• **Problem description**: Count how many lines of the records below contain the string "button", and give only that number.
══ Dataset records ══
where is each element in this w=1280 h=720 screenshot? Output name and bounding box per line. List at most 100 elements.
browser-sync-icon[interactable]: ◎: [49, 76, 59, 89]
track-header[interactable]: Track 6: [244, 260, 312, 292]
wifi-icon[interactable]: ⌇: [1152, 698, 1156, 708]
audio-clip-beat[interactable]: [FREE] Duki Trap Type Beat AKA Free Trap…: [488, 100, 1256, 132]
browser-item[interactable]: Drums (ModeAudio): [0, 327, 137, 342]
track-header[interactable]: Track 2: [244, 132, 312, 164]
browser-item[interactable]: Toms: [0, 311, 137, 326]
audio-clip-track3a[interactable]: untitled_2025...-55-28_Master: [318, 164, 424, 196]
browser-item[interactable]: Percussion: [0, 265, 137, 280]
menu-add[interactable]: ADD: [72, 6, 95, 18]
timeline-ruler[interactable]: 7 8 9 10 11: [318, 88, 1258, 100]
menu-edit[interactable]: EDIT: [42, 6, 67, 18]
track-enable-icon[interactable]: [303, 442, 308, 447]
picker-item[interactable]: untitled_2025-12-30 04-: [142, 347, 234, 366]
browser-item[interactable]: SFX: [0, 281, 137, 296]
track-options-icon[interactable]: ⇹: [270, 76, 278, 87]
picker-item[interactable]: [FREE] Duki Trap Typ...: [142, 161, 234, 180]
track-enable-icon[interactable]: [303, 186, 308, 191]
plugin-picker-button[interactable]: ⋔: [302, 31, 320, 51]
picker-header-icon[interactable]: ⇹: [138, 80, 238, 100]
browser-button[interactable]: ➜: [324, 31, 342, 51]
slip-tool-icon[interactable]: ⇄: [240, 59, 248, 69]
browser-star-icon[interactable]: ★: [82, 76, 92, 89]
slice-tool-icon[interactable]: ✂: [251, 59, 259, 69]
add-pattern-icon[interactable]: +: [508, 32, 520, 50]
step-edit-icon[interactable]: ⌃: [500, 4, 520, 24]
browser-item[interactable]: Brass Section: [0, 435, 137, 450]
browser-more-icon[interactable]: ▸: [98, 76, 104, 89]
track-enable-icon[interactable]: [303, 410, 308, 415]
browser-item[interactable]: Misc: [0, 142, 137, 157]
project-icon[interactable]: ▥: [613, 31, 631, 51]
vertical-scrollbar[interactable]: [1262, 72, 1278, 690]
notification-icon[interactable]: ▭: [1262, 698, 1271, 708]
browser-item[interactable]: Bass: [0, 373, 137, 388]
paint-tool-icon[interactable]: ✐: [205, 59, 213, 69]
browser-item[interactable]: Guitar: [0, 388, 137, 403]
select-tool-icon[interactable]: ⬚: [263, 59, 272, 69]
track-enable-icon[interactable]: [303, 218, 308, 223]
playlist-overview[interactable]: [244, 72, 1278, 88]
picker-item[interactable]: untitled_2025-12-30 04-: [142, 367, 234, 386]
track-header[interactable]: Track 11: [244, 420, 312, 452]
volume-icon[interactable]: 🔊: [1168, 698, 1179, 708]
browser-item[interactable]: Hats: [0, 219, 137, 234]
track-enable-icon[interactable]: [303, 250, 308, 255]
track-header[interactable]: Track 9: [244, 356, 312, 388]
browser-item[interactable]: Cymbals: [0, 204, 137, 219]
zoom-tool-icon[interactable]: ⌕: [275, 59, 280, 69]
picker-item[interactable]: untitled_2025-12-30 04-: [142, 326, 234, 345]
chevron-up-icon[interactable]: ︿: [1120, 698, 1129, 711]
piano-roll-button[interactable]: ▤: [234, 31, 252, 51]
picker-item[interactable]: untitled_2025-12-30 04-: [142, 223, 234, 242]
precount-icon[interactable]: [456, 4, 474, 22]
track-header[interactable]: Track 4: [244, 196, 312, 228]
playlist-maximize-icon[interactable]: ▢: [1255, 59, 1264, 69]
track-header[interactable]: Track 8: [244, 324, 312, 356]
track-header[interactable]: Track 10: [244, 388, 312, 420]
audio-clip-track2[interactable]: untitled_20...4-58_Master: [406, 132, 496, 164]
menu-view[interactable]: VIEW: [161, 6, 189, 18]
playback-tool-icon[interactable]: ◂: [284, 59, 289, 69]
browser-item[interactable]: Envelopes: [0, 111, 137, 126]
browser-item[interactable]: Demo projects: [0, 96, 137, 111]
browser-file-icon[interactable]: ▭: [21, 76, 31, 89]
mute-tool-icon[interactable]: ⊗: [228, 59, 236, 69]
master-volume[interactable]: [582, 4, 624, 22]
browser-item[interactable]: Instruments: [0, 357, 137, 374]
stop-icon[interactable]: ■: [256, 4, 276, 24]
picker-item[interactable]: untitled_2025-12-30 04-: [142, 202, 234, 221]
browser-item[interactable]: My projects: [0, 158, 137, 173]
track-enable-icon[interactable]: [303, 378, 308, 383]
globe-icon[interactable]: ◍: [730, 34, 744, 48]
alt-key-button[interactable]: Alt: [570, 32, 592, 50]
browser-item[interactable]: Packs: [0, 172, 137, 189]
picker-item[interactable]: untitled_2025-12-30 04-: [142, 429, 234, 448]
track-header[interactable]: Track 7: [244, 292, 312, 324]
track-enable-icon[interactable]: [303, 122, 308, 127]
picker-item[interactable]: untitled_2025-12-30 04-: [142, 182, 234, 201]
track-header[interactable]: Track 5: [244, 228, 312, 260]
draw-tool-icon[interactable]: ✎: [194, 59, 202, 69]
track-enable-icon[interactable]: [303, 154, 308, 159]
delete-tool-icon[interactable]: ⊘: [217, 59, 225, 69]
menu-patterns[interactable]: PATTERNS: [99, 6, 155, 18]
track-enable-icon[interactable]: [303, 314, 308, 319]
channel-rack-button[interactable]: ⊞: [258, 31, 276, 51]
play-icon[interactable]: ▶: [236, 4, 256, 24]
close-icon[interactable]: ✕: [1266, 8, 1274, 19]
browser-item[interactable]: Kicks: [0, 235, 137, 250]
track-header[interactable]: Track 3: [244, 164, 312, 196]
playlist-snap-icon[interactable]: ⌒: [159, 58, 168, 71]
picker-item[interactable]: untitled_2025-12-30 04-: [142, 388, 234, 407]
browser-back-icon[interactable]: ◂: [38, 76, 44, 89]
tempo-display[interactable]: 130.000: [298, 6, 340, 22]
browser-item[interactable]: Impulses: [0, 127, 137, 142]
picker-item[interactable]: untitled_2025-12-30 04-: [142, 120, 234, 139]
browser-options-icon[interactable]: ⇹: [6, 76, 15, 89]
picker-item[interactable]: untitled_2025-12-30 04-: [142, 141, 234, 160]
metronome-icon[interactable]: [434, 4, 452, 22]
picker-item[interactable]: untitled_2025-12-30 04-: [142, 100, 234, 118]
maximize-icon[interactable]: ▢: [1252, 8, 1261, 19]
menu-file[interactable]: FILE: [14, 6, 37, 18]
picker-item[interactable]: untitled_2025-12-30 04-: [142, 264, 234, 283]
═══
• **Solution for this task**: 5